* [Job] Report every line in the listing that contains the string "quod".
* * *
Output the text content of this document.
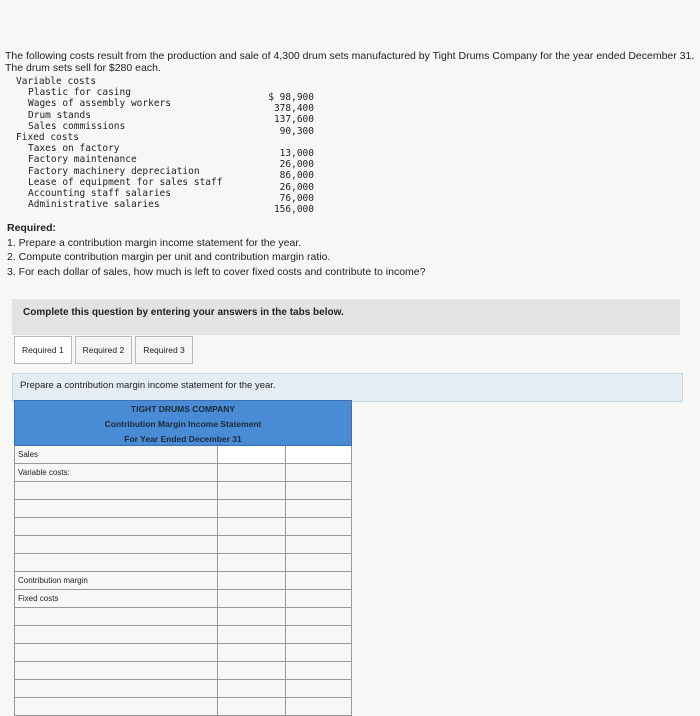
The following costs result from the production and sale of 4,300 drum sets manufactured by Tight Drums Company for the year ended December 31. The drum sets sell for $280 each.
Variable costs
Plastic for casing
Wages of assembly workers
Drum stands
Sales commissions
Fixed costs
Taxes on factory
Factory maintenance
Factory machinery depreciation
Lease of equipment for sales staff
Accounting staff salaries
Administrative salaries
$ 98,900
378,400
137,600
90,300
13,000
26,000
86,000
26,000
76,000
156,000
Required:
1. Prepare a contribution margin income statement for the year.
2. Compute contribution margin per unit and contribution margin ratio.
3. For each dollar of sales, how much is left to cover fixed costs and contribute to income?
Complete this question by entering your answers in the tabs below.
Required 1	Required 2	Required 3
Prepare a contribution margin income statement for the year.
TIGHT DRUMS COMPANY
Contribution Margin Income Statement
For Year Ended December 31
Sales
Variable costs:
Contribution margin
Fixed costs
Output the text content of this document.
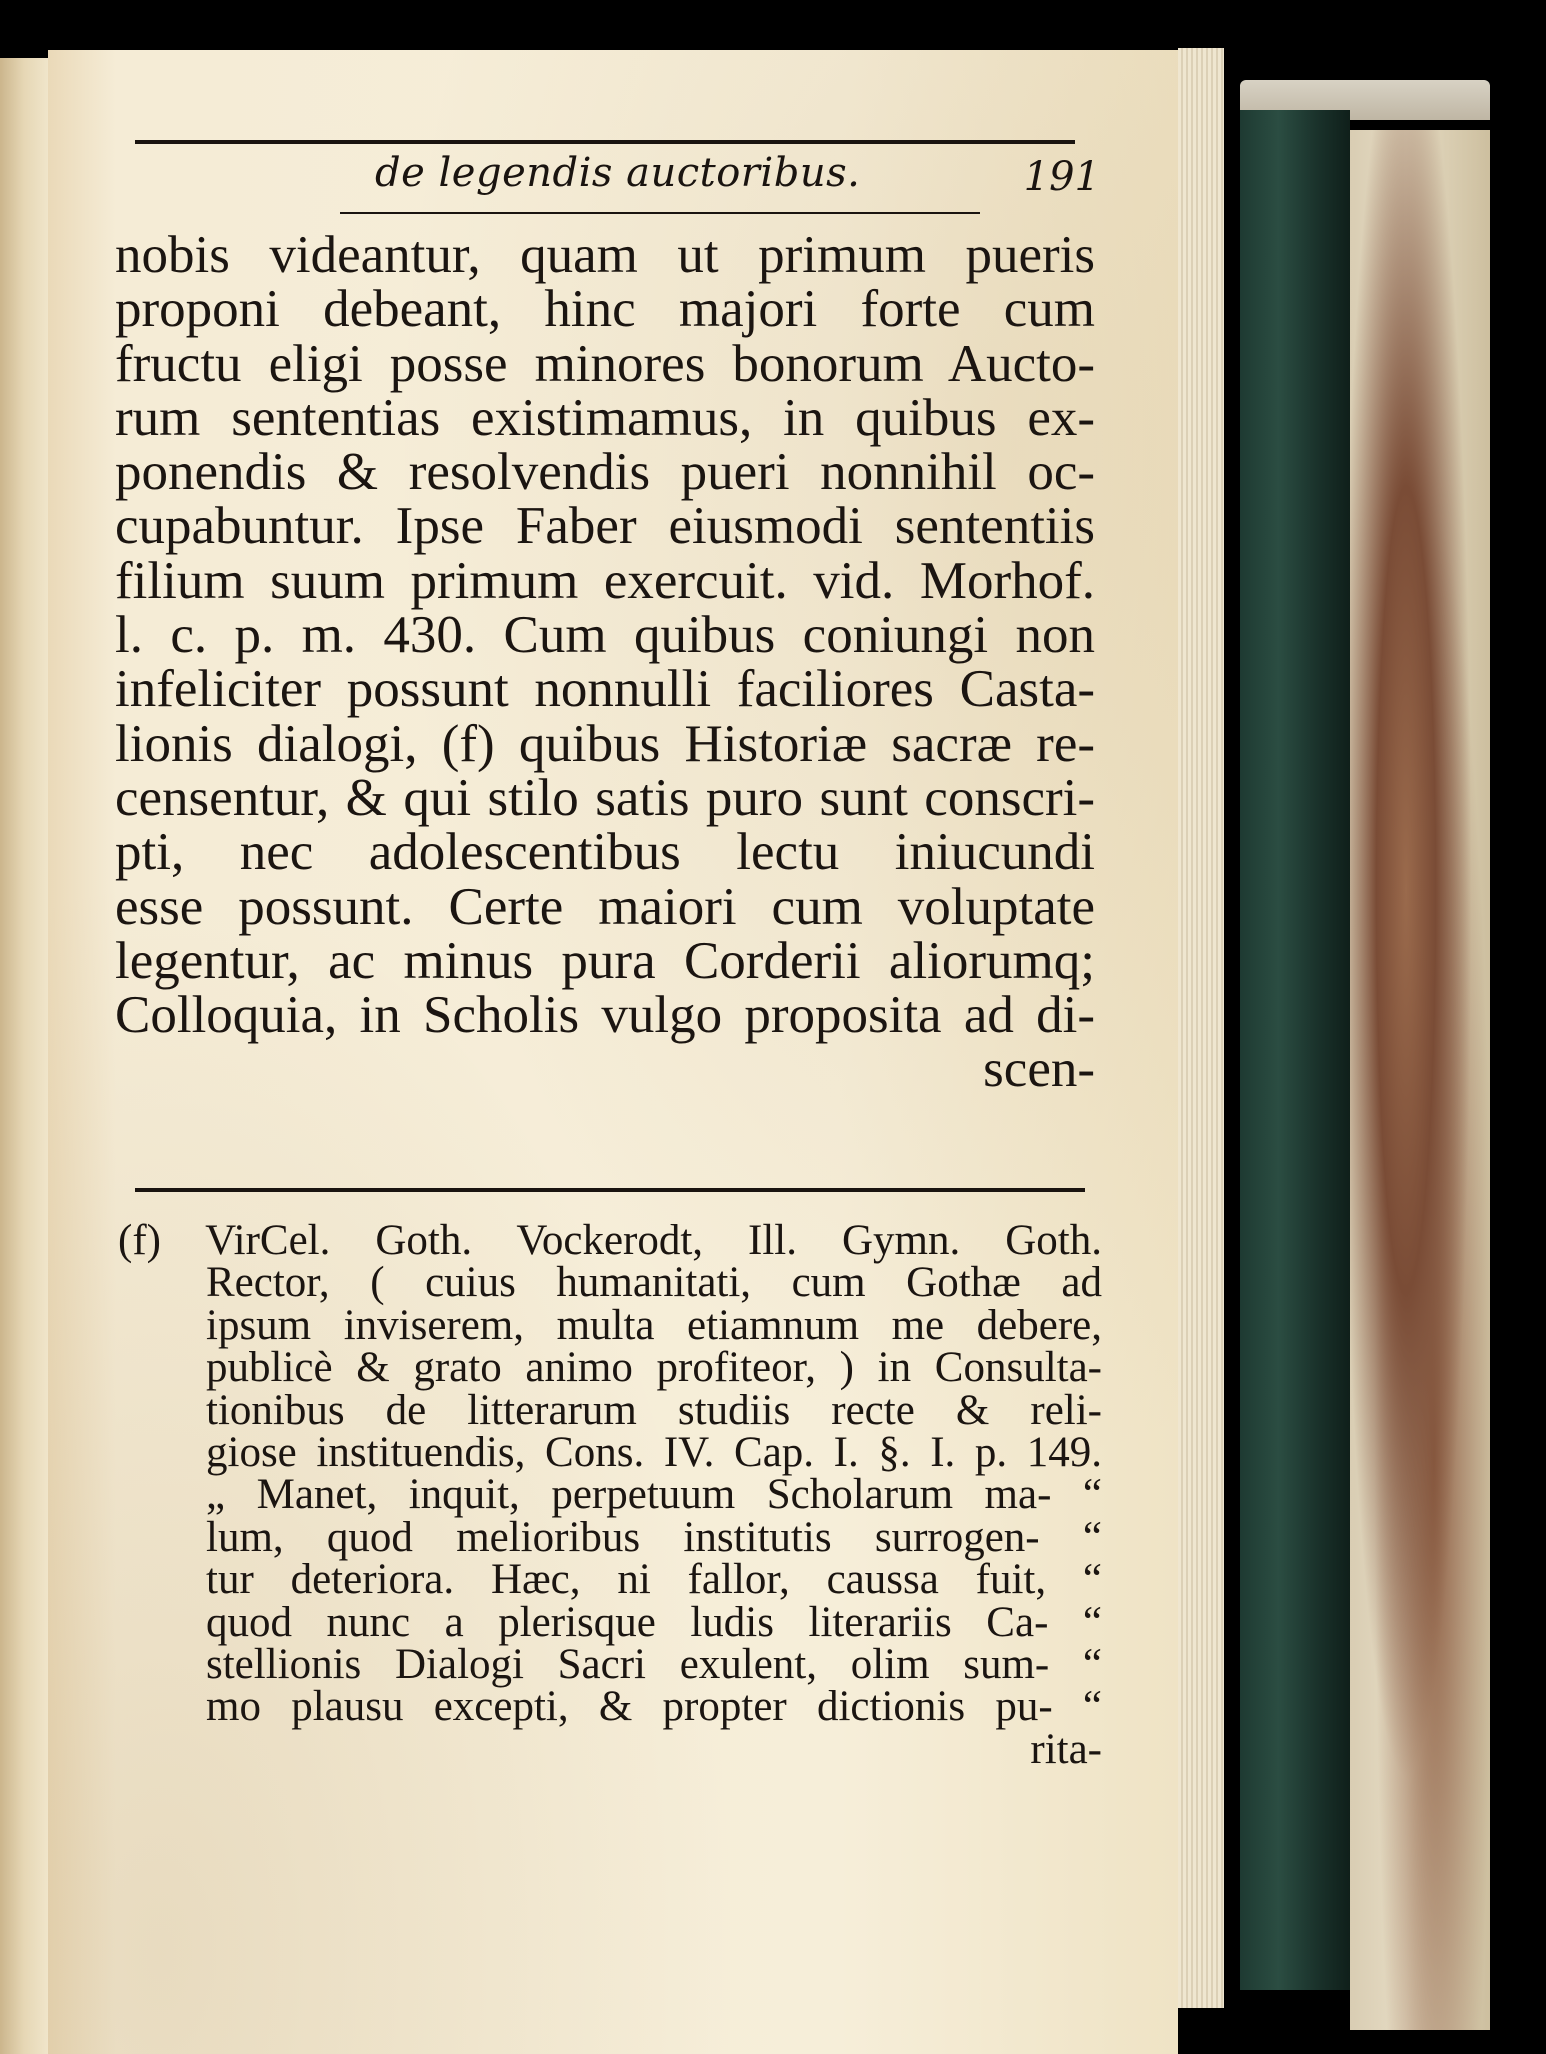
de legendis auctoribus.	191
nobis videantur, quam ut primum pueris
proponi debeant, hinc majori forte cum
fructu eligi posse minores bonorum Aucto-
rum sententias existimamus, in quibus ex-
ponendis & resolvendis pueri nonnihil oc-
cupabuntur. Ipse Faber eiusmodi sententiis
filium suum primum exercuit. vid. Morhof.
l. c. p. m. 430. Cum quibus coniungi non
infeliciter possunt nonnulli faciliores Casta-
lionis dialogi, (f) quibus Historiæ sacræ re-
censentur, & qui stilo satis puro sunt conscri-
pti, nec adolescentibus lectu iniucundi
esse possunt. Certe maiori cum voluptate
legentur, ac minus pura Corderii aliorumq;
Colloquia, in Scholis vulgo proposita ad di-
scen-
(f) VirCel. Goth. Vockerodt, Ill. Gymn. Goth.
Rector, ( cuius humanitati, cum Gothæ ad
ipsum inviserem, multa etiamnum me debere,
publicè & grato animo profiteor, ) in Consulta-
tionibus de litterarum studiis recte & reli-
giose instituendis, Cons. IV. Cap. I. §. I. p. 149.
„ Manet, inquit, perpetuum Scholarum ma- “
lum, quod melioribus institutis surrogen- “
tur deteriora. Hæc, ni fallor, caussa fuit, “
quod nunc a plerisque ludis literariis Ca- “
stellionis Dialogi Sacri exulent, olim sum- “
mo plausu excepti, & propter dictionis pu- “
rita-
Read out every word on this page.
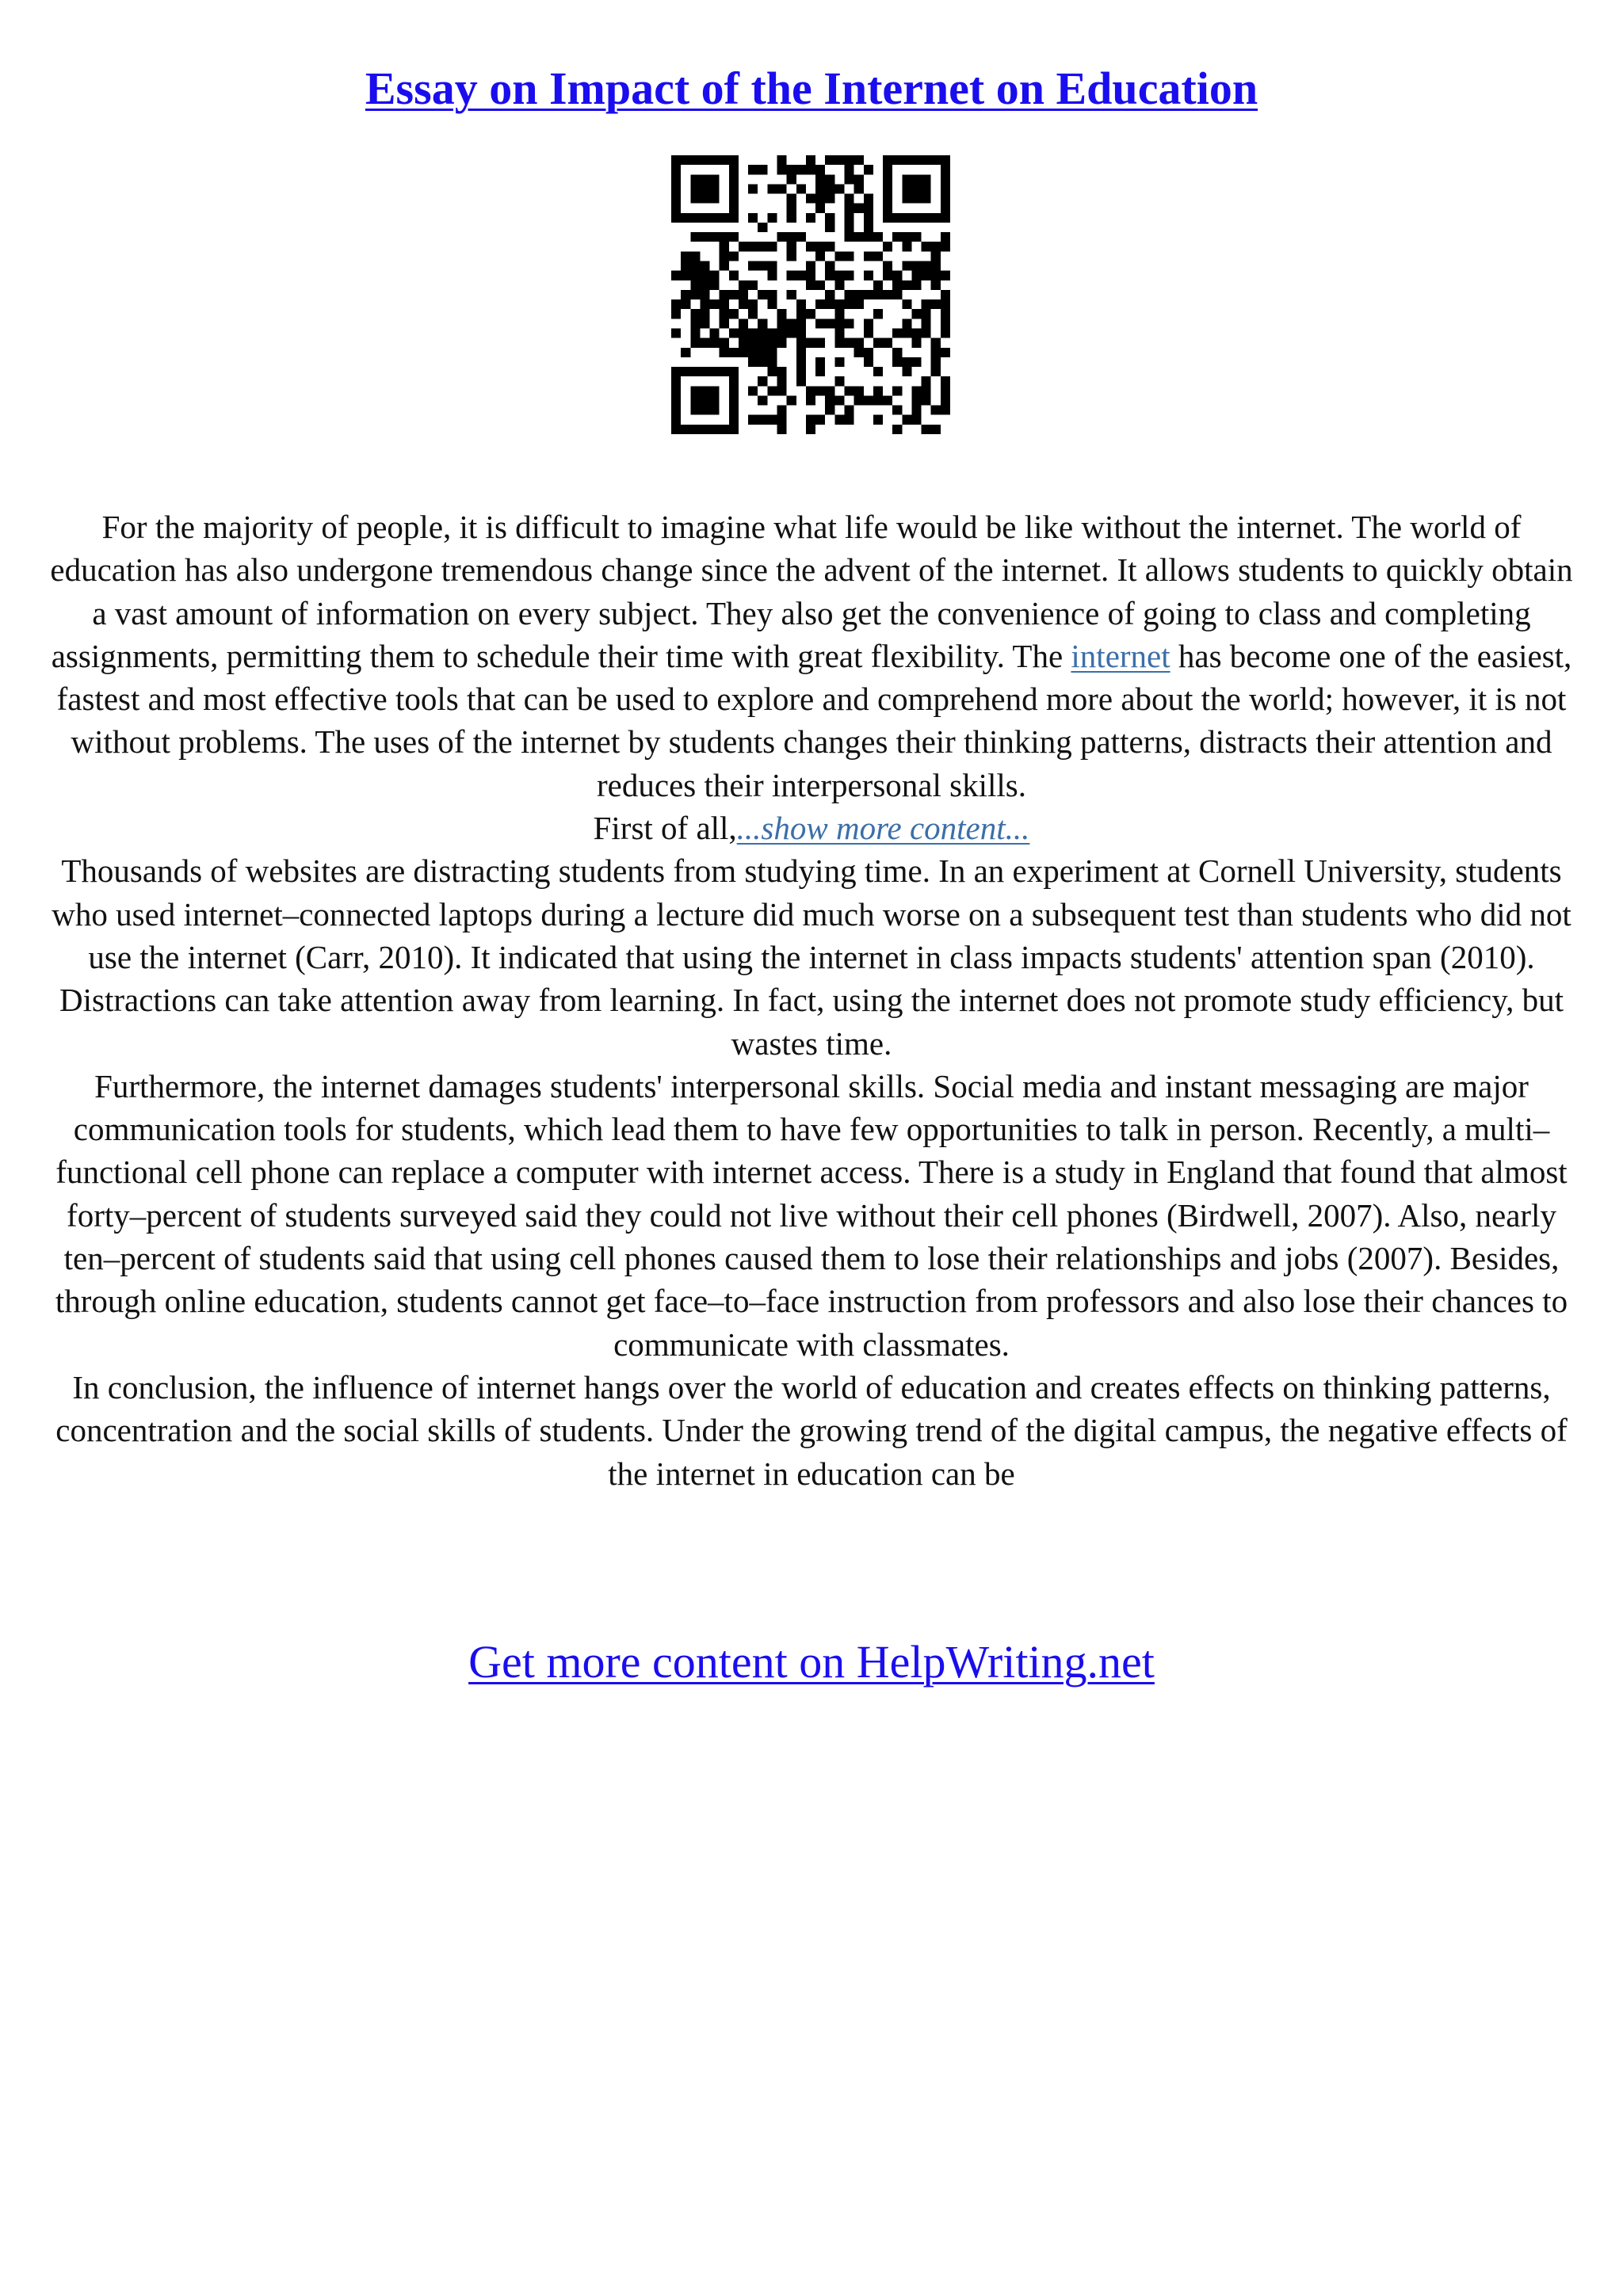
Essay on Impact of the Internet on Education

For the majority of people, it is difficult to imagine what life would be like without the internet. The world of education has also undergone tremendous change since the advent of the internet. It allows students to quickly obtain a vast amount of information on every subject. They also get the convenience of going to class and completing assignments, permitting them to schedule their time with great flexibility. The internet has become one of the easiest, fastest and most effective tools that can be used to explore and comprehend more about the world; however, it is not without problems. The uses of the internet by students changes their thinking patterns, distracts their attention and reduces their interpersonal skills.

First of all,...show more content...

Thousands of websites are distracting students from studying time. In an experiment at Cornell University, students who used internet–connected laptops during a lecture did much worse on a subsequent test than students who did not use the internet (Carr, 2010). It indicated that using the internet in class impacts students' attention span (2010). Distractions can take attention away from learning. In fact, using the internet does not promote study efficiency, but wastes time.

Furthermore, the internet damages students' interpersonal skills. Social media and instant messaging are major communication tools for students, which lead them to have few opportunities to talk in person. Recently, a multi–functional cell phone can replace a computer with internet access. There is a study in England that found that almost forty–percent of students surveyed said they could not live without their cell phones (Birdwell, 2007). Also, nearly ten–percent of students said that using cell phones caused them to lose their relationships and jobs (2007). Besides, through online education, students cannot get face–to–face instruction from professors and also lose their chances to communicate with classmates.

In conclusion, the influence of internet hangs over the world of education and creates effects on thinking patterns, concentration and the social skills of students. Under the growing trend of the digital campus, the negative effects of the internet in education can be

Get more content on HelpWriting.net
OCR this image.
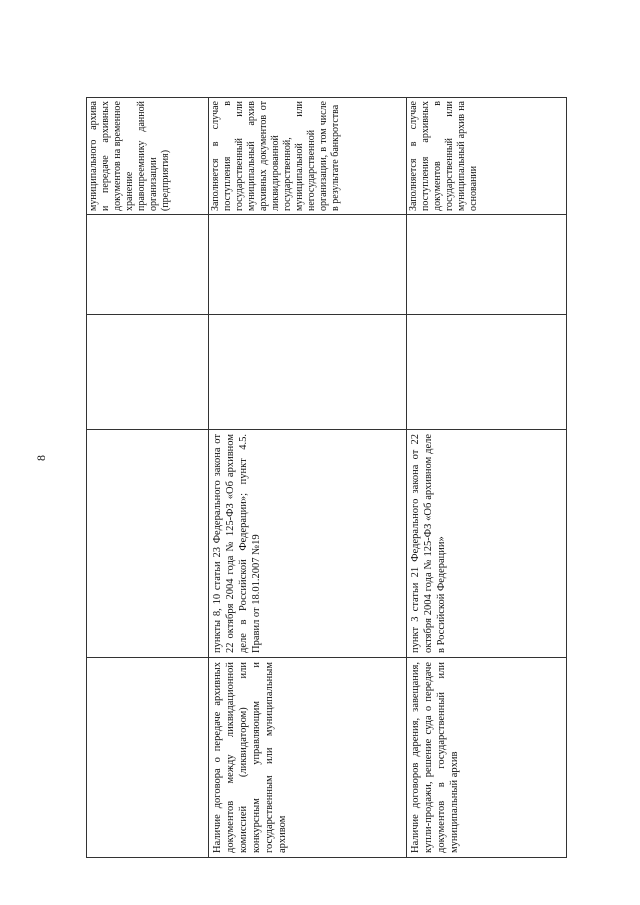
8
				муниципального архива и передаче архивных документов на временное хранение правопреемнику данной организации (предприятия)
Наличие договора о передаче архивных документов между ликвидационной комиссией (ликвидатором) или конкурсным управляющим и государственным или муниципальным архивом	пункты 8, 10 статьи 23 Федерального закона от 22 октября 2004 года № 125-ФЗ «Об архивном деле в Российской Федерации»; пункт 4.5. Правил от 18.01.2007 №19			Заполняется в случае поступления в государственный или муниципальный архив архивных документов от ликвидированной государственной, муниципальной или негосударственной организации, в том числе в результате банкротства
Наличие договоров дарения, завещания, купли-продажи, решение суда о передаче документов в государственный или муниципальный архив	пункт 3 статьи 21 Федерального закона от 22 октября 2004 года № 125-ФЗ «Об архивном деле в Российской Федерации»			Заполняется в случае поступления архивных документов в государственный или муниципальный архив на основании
* * *
* [Response below]
lum, quod melioribus institutis surrogen- “
quod nunc a plerisque ludis literariis Ca- “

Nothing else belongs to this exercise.